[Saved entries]
· · · · ·
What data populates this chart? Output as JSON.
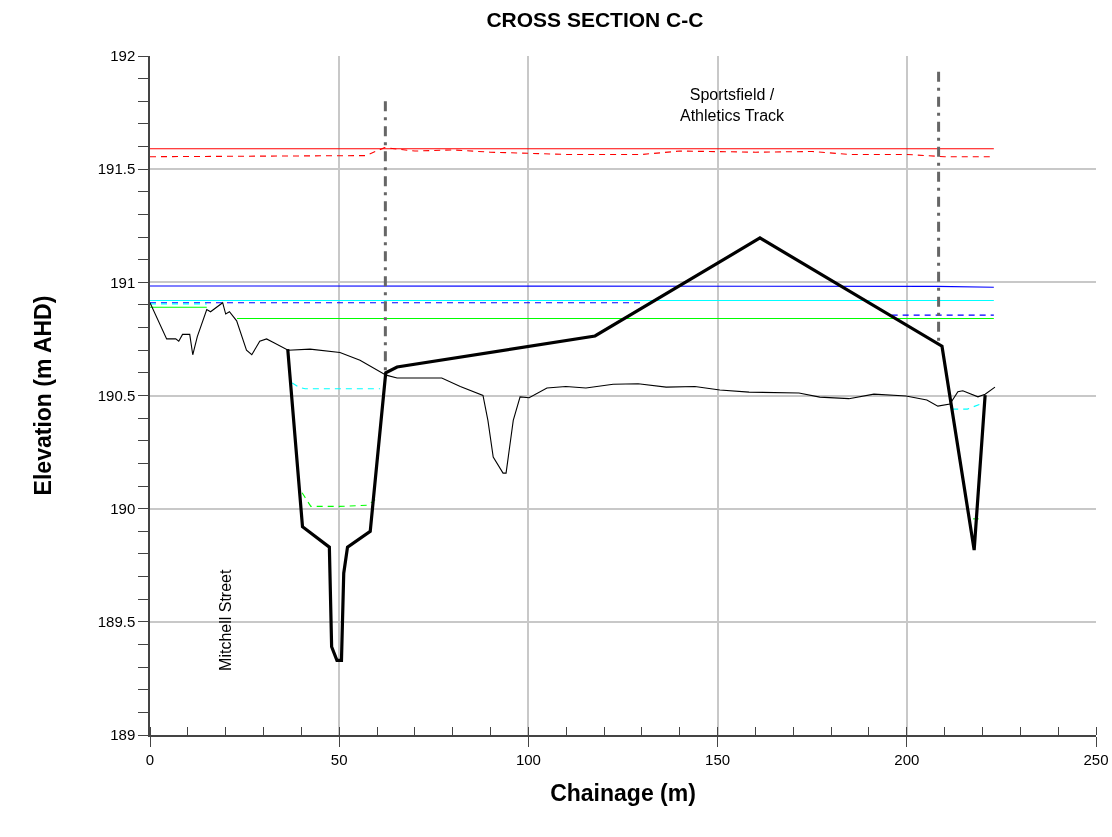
{
  "chart_data": {
    "type": "line",
    "title": "CROSS SECTION C-C",
    "xlabel": "Chainage (m)",
    "ylabel": "Elevation (m AHD)",
    "xlim": [
      0,
      250
    ],
    "xticks": [
      0,
      50,
      100,
      150,
      200,
      250
    ],
    "ylim": [
      189,
      192
    ],
    "yticks": [
      189,
      189.5,
      190,
      190.5,
      191,
      191.5,
      192
    ],
    "grid": true,
    "marker": "none",
    "annotations": [
      "Sportsfield /\nAthletics Track",
      "Mitchell Street"
    ],
    "series": [
      {
        "color": "#ff0000",
        "line_style": "solid",
        "x": [
          0,
          223
        ],
        "values": [
          191.59,
          191.59
        ]
      },
      {
        "color": "#ff0000",
        "line_style": "dashed",
        "x": [
          0,
          57,
          62,
          70,
          80,
          90,
          110,
          130,
          140,
          160,
          175,
          185,
          200,
          210,
          223
        ],
        "values": [
          191.555,
          191.56,
          191.595,
          191.58,
          191.585,
          191.575,
          191.565,
          191.565,
          191.58,
          191.575,
          191.578,
          191.565,
          191.565,
          191.555,
          191.555
        ]
      },
      {
        "color": "#0000ff",
        "line_style": "solid",
        "x": [
          0,
          208,
          223
        ],
        "values": [
          190.984,
          190.982,
          190.978
        ]
      },
      {
        "color": "#00ffff",
        "line_style": "solid",
        "x": [
          0,
          223
        ],
        "values": [
          190.92,
          190.92
        ]
      },
      {
        "color": "#0000ff",
        "line_style": "dashed",
        "x": [
          0,
          130,
          131,
          196,
          223
        ],
        "values": [
          190.91,
          190.91,
          null,
          190.855,
          190.855
        ]
      },
      {
        "color": "#00ff00",
        "line_style": "solid",
        "x": [
          0,
          15,
          16,
          23,
          223
        ],
        "values": [
          190.89,
          190.89,
          null,
          190.84,
          190.84
        ]
      },
      {
        "color": "#00ffff",
        "line_style": "dashed",
        "x": [
          0,
          15,
          16,
          37.6,
          39.5,
          41,
          60.8,
          61,
          212,
          216,
          219.9
        ],
        "values": [
          190.905,
          190.905,
          null,
          190.555,
          190.535,
          190.53,
          190.53,
          null,
          190.44,
          190.44,
          190.465
        ]
      },
      {
        "color": "#00ff00",
        "line_style": "dashed",
        "x": [
          40.2,
          42.5,
          50,
          57.5,
          59.5,
          60,
          217.5,
          219
        ],
        "values": [
          190.07,
          190.01,
          190.01,
          190.015,
          190.04,
          null,
          189.955,
          189.955
        ]
      },
      {
        "color": "#000000",
        "line_style": "solid",
        "x": [
          0,
          4.4,
          6.8,
          7.6,
          8.6,
          10.5,
          11.3,
          12.5,
          15,
          16,
          19.2,
          20,
          21,
          22.9,
          25.5,
          26.9,
          29,
          30.8,
          32.5,
          36.5,
          42.3,
          50.2,
          55.5,
          62.4,
          65.3,
          77.1,
          82,
          88,
          89.3,
          90.7,
          93.3,
          94.1,
          96,
          97.8,
          100.2,
          104.9,
          109.9,
          115.2,
          122.4,
          129,
          136.4,
          144,
          150.6,
          158.3,
          171.5,
          177,
          184.7,
          191.3,
          199.8,
          205.3,
          208.2,
          211.4,
          213.5,
          214.8,
          218.8,
          220.7,
          223.3
        ],
        "values": [
          190.91,
          190.75,
          190.75,
          190.74,
          190.77,
          190.77,
          190.68,
          190.76,
          190.88,
          190.87,
          190.91,
          190.86,
          190.87,
          190.83,
          190.7,
          190.68,
          190.74,
          190.75,
          190.735,
          190.7,
          190.705,
          190.69,
          190.656,
          190.59,
          190.577,
          190.577,
          190.54,
          190.5,
          190.39,
          190.228,
          190.157,
          190.157,
          190.39,
          190.494,
          190.49,
          190.533,
          190.54,
          190.533,
          190.55,
          190.552,
          190.537,
          190.54,
          190.524,
          190.515,
          190.511,
          190.493,
          190.486,
          190.506,
          190.498,
          190.48,
          190.453,
          190.462,
          190.517,
          190.521,
          190.494,
          190.506,
          190.537
        ]
      },
      {
        "color": "#000000",
        "line_style": "solid",
        "x": [
          36.4,
          40.3,
          47.4,
          48,
          49.4,
          50.6,
          51.2,
          52.2,
          58.2,
          62.3,
          65.3,
          117.6,
          161.2,
          209.3,
          217.8,
          220.7
        ],
        "values": [
          190.705,
          189.92,
          189.83,
          189.39,
          189.33,
          189.33,
          189.715,
          189.83,
          189.9,
          190.6,
          190.626,
          190.763,
          191.196,
          190.718,
          189.817,
          190.502
        ]
      },
      {
        "color": "#666666",
        "line_style": "dashdot",
        "x": [
          62.2,
          62.2
        ],
        "values": [
          191.8,
          190.6
        ]
      },
      {
        "color": "#666666",
        "line_style": "dashdot",
        "x": [
          208.4,
          208.4
        ],
        "values": [
          191.93,
          190.72
        ]
      }
    ]
  }
}
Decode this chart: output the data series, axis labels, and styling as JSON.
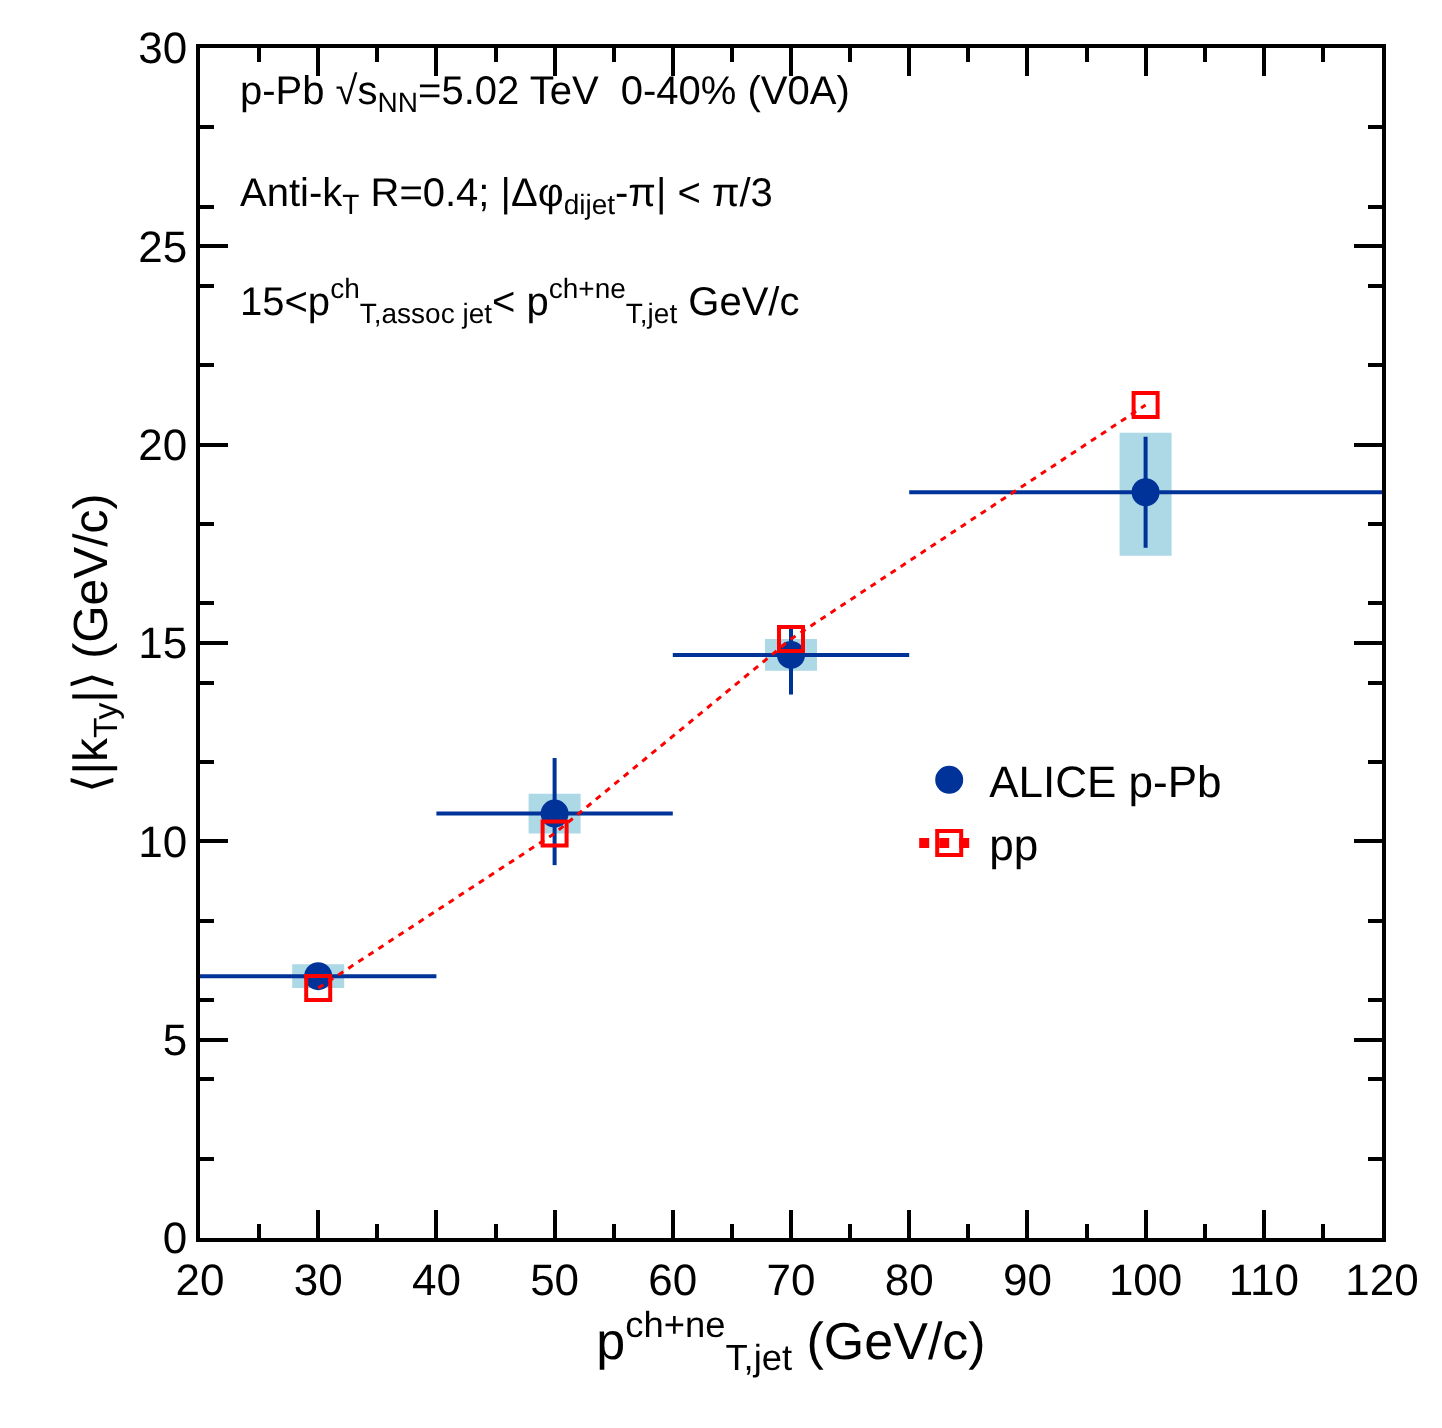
{
  "chart_data": {
    "type": "scatter",
    "xlabel": "p$^{ch+ne}$$_{T,jet}$ (GeV/c)",
    "ylabel": "⟨|k$_{Ty}$|⟩ (GeV/c)",
    "annotations": [
      "p-Pb √s$_{NN}$=5.02 TeV  0-40% (V0A)",
      "Anti-k$_{T}$ R=0.4; |Δφ$_{dijet}$-π| < π/3",
      "15<p$^{ch}$$_{T,assoc jet}$< p$^{ch+ne}$$_{T,jet}$ GeV/c"
    ],
    "x": [
      30,
      50,
      70,
      100
    ],
    "series": [
      {
        "type": "bar",
        "color": "#add8e6",
        "base": [
          6.3,
          10.2,
          14.3,
          17.2
        ],
        "values": [
          0.6,
          1.0,
          0.8,
          3.1
        ]
      },
      {
        "name": "ALICE p-Pb",
        "color": "#003399",
        "marker": "circle",
        "values": [
          6.6,
          10.7,
          14.7,
          18.8
        ],
        "errors": [
          null,
          [
            9.4,
            12.1
          ],
          [
            13.7,
            15.4
          ],
          [
            17.4,
            20.2
          ]
        ],
        "xerrors": [
          [
            20,
            40
          ],
          [
            40,
            60
          ],
          [
            60,
            80
          ],
          [
            80,
            120
          ]
        ]
      },
      {
        "type": "line",
        "name": "pp",
        "color": "#ff0000",
        "marker": "square",
        "line_style": "dotted",
        "values": [
          6.3,
          10.2,
          15.1,
          21.0
        ]
      }
    ],
    "xlim": [
      20,
      120
    ],
    "xticks": [
      20,
      30,
      40,
      50,
      60,
      70,
      80,
      90,
      100,
      110,
      120
    ],
    "ylim": [
      0,
      30
    ],
    "yticks": [
      0,
      5,
      10,
      15,
      20,
      25,
      30
    ],
    "grid": false,
    "legend": "right"
  }
}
· · · · ·
Copy every line that contains the string "type".

    "type": "line",
    "type": "scatter",
        "type": "bar",
        "type": "line",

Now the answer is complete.